(Source data)
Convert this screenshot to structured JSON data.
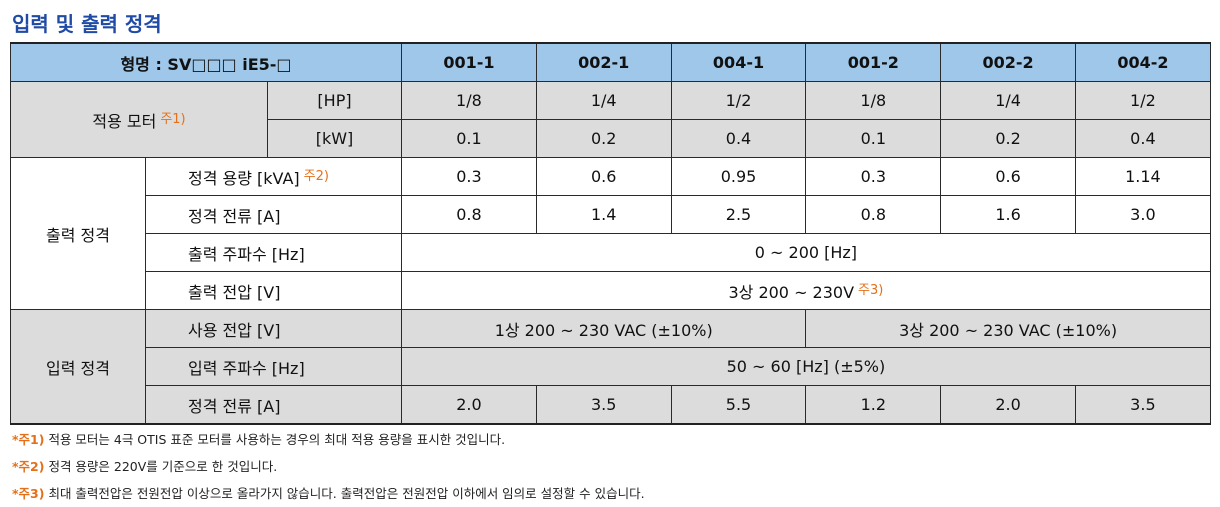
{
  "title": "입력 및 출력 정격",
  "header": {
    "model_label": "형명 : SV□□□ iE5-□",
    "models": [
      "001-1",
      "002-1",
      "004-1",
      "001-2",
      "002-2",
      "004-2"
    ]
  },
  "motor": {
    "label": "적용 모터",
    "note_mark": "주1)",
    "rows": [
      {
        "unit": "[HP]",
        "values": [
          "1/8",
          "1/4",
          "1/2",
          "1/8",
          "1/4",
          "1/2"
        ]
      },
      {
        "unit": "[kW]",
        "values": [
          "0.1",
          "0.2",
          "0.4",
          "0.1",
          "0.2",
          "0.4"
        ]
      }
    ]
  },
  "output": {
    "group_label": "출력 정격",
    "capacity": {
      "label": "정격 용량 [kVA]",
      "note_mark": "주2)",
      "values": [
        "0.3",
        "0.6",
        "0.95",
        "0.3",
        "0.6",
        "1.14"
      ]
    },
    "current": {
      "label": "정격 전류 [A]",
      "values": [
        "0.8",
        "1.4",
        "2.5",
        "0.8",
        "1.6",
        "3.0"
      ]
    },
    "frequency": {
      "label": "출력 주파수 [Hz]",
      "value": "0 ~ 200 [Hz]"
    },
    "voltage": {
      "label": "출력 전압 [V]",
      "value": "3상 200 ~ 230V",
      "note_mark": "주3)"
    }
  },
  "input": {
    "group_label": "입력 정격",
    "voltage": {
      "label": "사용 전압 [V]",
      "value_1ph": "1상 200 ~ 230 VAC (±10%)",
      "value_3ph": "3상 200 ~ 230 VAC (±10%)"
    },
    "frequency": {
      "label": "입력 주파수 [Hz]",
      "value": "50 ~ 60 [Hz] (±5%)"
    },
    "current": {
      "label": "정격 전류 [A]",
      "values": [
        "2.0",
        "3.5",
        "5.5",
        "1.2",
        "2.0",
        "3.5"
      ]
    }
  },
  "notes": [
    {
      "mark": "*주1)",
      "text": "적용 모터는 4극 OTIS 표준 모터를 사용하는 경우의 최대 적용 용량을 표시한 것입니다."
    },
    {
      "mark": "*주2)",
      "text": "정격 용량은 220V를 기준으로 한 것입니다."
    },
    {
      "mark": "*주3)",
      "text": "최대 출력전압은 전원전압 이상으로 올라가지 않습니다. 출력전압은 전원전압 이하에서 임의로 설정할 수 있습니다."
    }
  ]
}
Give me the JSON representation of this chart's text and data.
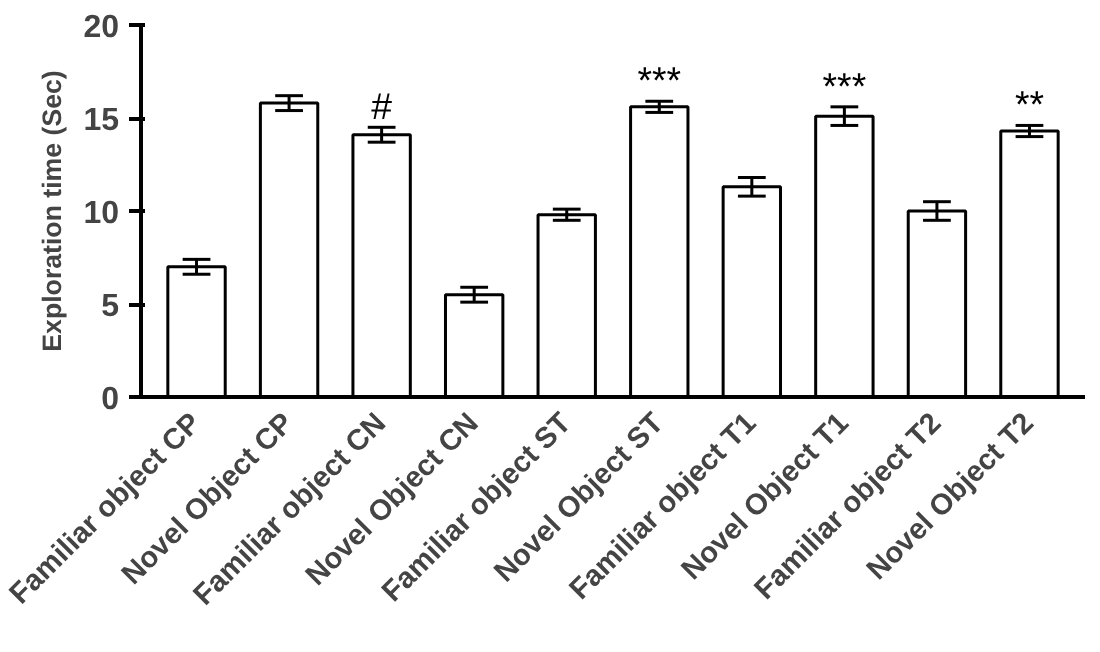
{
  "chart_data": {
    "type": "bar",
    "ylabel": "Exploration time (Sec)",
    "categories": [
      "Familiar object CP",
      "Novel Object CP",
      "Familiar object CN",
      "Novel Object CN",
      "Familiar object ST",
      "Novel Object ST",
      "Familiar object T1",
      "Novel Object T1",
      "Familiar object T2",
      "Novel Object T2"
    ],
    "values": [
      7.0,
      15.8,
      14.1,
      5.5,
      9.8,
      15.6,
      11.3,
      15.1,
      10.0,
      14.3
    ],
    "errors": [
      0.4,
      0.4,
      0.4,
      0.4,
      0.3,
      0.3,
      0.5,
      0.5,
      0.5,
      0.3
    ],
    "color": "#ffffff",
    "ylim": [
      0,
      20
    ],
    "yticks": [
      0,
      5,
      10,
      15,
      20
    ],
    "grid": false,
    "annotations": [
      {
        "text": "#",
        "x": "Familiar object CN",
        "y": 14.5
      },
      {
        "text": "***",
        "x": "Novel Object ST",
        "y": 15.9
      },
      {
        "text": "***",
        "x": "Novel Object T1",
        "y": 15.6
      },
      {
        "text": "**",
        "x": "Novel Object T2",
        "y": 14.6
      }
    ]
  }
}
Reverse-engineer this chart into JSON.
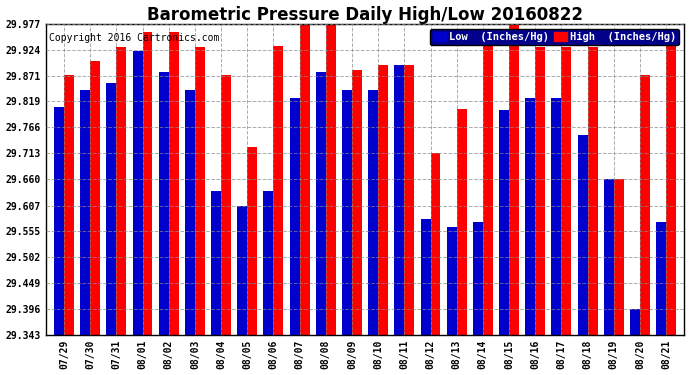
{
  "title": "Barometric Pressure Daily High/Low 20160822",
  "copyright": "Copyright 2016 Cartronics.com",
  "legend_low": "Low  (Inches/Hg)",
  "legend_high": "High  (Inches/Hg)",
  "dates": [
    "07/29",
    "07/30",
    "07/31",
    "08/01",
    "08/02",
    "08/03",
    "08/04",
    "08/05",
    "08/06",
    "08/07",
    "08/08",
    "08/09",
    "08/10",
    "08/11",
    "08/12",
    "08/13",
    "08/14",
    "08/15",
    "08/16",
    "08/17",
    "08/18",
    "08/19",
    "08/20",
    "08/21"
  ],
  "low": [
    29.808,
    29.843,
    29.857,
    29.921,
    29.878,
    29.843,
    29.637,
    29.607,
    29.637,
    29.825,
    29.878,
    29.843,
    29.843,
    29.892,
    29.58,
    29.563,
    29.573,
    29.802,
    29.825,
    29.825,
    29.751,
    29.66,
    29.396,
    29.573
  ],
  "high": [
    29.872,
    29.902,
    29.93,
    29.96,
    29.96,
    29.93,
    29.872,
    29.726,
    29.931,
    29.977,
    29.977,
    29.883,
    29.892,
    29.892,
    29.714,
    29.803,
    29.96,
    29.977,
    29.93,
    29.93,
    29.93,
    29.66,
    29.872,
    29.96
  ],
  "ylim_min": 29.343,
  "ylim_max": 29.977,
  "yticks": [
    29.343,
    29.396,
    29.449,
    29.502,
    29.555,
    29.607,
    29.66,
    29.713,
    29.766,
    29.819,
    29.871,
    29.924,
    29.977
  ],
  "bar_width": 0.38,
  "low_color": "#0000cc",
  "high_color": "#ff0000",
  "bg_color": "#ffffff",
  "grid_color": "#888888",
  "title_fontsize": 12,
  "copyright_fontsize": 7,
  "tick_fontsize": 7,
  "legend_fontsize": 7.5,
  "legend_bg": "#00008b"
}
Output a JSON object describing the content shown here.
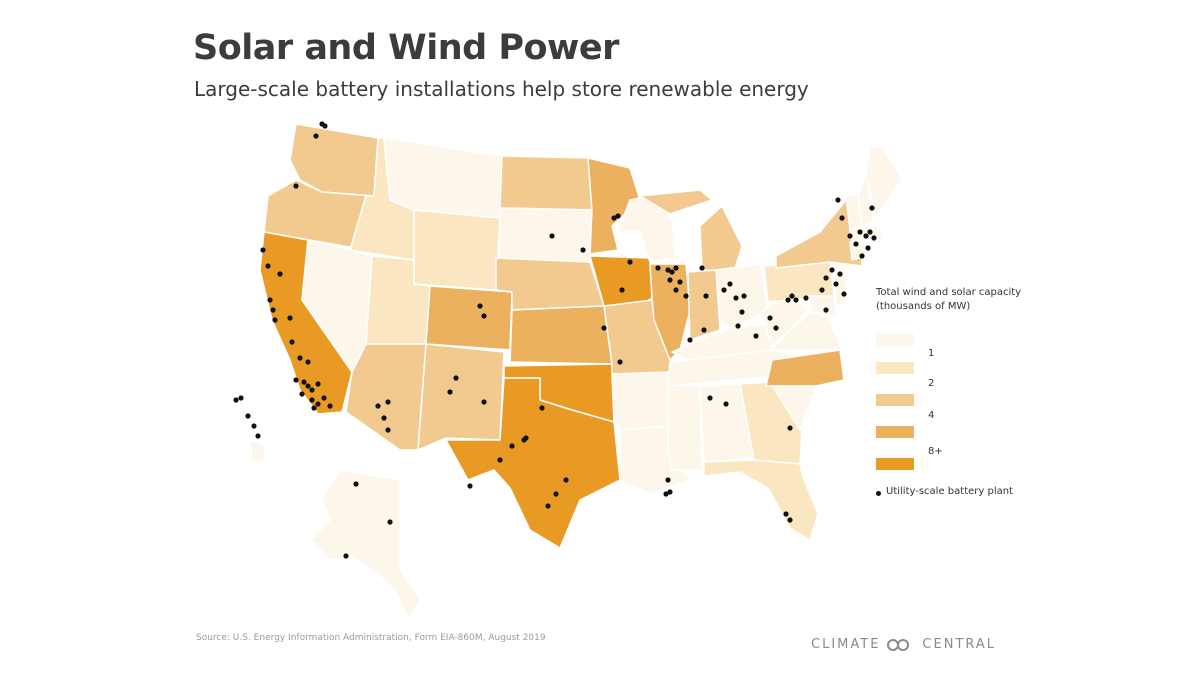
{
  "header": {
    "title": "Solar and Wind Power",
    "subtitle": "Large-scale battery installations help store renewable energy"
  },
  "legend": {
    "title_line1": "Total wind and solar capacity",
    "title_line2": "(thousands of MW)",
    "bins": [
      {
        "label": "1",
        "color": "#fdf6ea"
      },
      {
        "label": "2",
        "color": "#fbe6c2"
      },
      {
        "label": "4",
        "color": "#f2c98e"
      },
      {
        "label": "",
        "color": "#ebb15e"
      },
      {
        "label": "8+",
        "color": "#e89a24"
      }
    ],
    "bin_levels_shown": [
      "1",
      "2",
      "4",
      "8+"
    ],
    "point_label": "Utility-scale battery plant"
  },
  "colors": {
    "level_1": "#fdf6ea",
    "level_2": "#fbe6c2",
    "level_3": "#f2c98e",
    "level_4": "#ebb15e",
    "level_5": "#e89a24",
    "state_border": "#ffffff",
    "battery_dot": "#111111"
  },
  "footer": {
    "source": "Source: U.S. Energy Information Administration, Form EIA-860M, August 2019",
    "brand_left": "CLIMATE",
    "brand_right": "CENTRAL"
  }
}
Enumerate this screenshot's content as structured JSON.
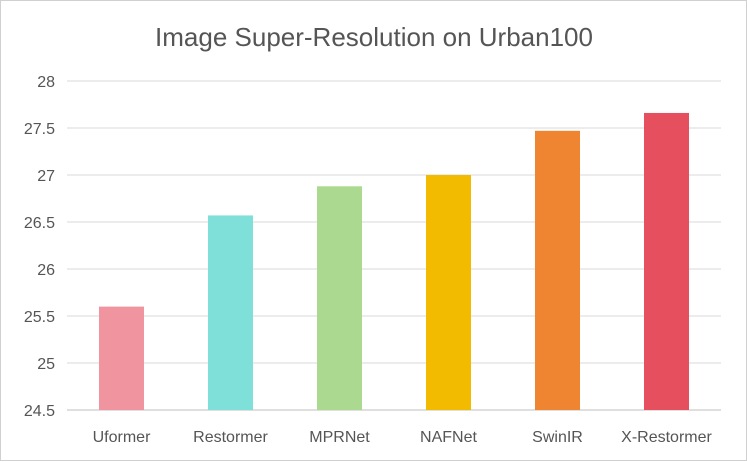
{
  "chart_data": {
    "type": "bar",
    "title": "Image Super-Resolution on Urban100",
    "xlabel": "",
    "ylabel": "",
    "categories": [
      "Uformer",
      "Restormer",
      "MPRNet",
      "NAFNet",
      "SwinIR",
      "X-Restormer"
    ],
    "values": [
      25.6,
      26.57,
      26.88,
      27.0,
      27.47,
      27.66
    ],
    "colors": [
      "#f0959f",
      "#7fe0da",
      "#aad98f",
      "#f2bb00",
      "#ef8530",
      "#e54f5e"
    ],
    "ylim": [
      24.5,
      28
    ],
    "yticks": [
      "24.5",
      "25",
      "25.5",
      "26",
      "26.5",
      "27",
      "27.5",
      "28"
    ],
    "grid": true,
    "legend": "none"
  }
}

PROBLEM DESCRIPTION: Leave out the pictures, and give all the records again exactly.

PROBLEM SOLUTION:
Convert this screenshot to structured JSON data.
{
  "title": "입력 및 출력 정격",
  "header": {
    "model_label": "형명 : SV□□□ iE5-□",
    "models": [
      "001-1",
      "002-1",
      "004-1",
      "001-2",
      "002-2",
      "004-2"
    ]
  },
  "motor": {
    "label": "적용 모터",
    "note_mark": "주1)",
    "rows": [
      {
        "unit": "[HP]",
        "values": [
          "1/8",
          "1/4",
          "1/2",
          "1/8",
          "1/4",
          "1/2"
        ]
      },
      {
        "unit": "[kW]",
        "values": [
          "0.1",
          "0.2",
          "0.4",
          "0.1",
          "0.2",
          "0.4"
        ]
      }
    ]
  },
  "output": {
    "group_label": "출력 정격",
    "capacity": {
      "label": "정격 용량 [kVA]",
      "note_mark": "주2)",
      "values": [
        "0.3",
        "0.6",
        "0.95",
        "0.3",
        "0.6",
        "1.14"
      ]
    },
    "current": {
      "label": "정격 전류 [A]",
      "values": [
        "0.8",
        "1.4",
        "2.5",
        "0.8",
        "1.6",
        "3.0"
      ]
    },
    "frequency": {
      "label": "출력 주파수 [Hz]",
      "value": "0 ~ 200 [Hz]"
    },
    "voltage": {
      "label": "출력 전압 [V]",
      "value": "3상 200 ~ 230V",
      "note_mark": "주3)"
    }
  },
  "input": {
    "group_label": "입력 정격",
    "voltage": {
      "label": "사용 전압 [V]",
      "value_1ph": "1상 200 ~ 230 VAC (±10%)",
      "value_3ph": "3상 200 ~ 230 VAC (±10%)"
    },
    "frequency": {
      "label": "입력 주파수 [Hz]",
      "value": "50 ~ 60 [Hz] (±5%)"
    },
    "current": {
      "label": "정격 전류 [A]",
      "values": [
        "2.0",
        "3.5",
        "5.5",
        "1.2",
        "2.0",
        "3.5"
      ]
    }
  },
  "notes": [
    {
      "mark": "*주1)",
      "text": "적용 모터는 4극 OTIS 표준 모터를 사용하는 경우의 최대 적용 용량을 표시한 것입니다."
    },
    {
      "mark": "*주2)",
      "text": "정격 용량은 220V를 기준으로 한 것입니다."
    },
    {
      "mark": "*주3)",
      "text": "최대 출력전압은 전원전압 이상으로 올라가지 않습니다. 출력전압은 전원전압 이하에서 임의로 설정할 수 있습니다."
    }
  ]
}
Give me the JSON representation of this chart's text and data.
{
  "chart_data": {
    "type": "bar",
    "ylabel": "Exploration time (Sec)",
    "categories": [
      "Familiar object CP",
      "Novel Object CP",
      "Familiar object CN",
      "Novel Object CN",
      "Familiar object ST",
      "Novel Object ST",
      "Familiar object T1",
      "Novel Object T1",
      "Familiar object T2",
      "Novel Object T2"
    ],
    "values": [
      7.0,
      15.8,
      14.1,
      5.5,
      9.8,
      15.6,
      11.3,
      15.1,
      10.0,
      14.3
    ],
    "errors": [
      0.4,
      0.4,
      0.4,
      0.4,
      0.3,
      0.3,
      0.5,
      0.5,
      0.5,
      0.3
    ],
    "color": "#ffffff",
    "ylim": [
      0,
      20
    ],
    "yticks": [
      0,
      5,
      10,
      15,
      20
    ],
    "grid": false,
    "annotations": [
      {
        "text": "#",
        "x": "Familiar object CN",
        "y": 14.5
      },
      {
        "text": "***",
        "x": "Novel Object ST",
        "y": 15.9
      },
      {
        "text": "***",
        "x": "Novel Object T1",
        "y": 15.6
      },
      {
        "text": "**",
        "x": "Novel Object T2",
        "y": 14.6
      }
    ]
  }
}
Reverse-engineer this chart into JSON.
{
  "title": "Barometric Pressure Daily High/Low 20160822",
  "copyright": "Copyright 2016 Cartronics.com",
  "legend_low": "Low  (Inches/Hg)",
  "legend_high": "High  (Inches/Hg)",
  "dates": [
    "07/29",
    "07/30",
    "07/31",
    "08/01",
    "08/02",
    "08/03",
    "08/04",
    "08/05",
    "08/06",
    "08/07",
    "08/08",
    "08/09",
    "08/10",
    "08/11",
    "08/12",
    "08/13",
    "08/14",
    "08/15",
    "08/16",
    "08/17",
    "08/18",
    "08/19",
    "08/20",
    "08/21"
  ],
  "low": [
    29.808,
    29.843,
    29.857,
    29.921,
    29.878,
    29.843,
    29.637,
    29.607,
    29.637,
    29.825,
    29.878,
    29.843,
    29.843,
    29.892,
    29.58,
    29.563,
    29.573,
    29.802,
    29.825,
    29.825,
    29.751,
    29.66,
    29.396,
    29.573
  ],
  "high": [
    29.872,
    29.902,
    29.93,
    29.96,
    29.96,
    29.93,
    29.872,
    29.726,
    29.931,
    29.977,
    29.977,
    29.883,
    29.892,
    29.892,
    29.714,
    29.803,
    29.96,
    29.977,
    29.93,
    29.93,
    29.93,
    29.66,
    29.872,
    29.96
  ],
  "ylim_min": 29.343,
  "ylim_max": 29.977,
  "yticks": [
    29.343,
    29.396,
    29.449,
    29.502,
    29.555,
    29.607,
    29.66,
    29.713,
    29.766,
    29.819,
    29.871,
    29.924,
    29.977
  ],
  "bar_width": 0.38,
  "low_color": "#0000cc",
  "high_color": "#ff0000",
  "bg_color": "#ffffff",
  "grid_color": "#888888",
  "title_fontsize": 12,
  "copyright_fontsize": 7,
  "tick_fontsize": 7,
  "legend_fontsize": 7.5,
  "legend_bg": "#00008b"
}
Output a JSON object describing the content shown here.
{
  "header": {
    "title": "Solar and Wind Power",
    "subtitle": "Large-scale battery installations help store renewable energy"
  },
  "legend": {
    "title_line1": "Total wind and solar capacity",
    "title_line2": "(thousands of MW)",
    "bins": [
      {
        "label": "1",
        "color": "#fdf6ea"
      },
      {
        "label": "2",
        "color": "#fbe6c2"
      },
      {
        "label": "4",
        "color": "#f2c98e"
      },
      {
        "label": "",
        "color": "#ebb15e"
      },
      {
        "label": "8+",
        "color": "#e89a24"
      }
    ],
    "bin_levels_shown": [
      "1",
      "2",
      "4",
      "8+"
    ],
    "point_label": "Utility-scale battery plant"
  },
  "colors": {
    "level_1": "#fdf6ea",
    "level_2": "#fbe6c2",
    "level_3": "#f2c98e",
    "level_4": "#ebb15e",
    "level_5": "#e89a24",
    "state_border": "#ffffff",
    "battery_dot": "#111111"
  },
  "footer": {
    "source": "Source: U.S. Energy Information Administration, Form EIA-860M, August 2019",
    "brand_left": "CLIMATE",
    "brand_right": "CENTRAL"
  }
}
Enumerate this screenshot's content as structured JSON.
{
  "chart_data": {
    "type": "bar",
    "title": "Image Super-Resolution on Urban100",
    "xlabel": "",
    "ylabel": "",
    "categories": [
      "Uformer",
      "Restormer",
      "MPRNet",
      "NAFNet",
      "SwinIR",
      "X-Restormer"
    ],
    "values": [
      25.6,
      26.57,
      26.88,
      27.0,
      27.47,
      27.66
    ],
    "colors": [
      "#f0959f",
      "#7fe0da",
      "#aad98f",
      "#f2bb00",
      "#ef8530",
      "#e54f5e"
    ],
    "ylim": [
      24.5,
      28
    ],
    "yticks": [
      "24.5",
      "25",
      "25.5",
      "26",
      "26.5",
      "27",
      "27.5",
      "28"
    ],
    "grid": true,
    "legend": "none"
  }
}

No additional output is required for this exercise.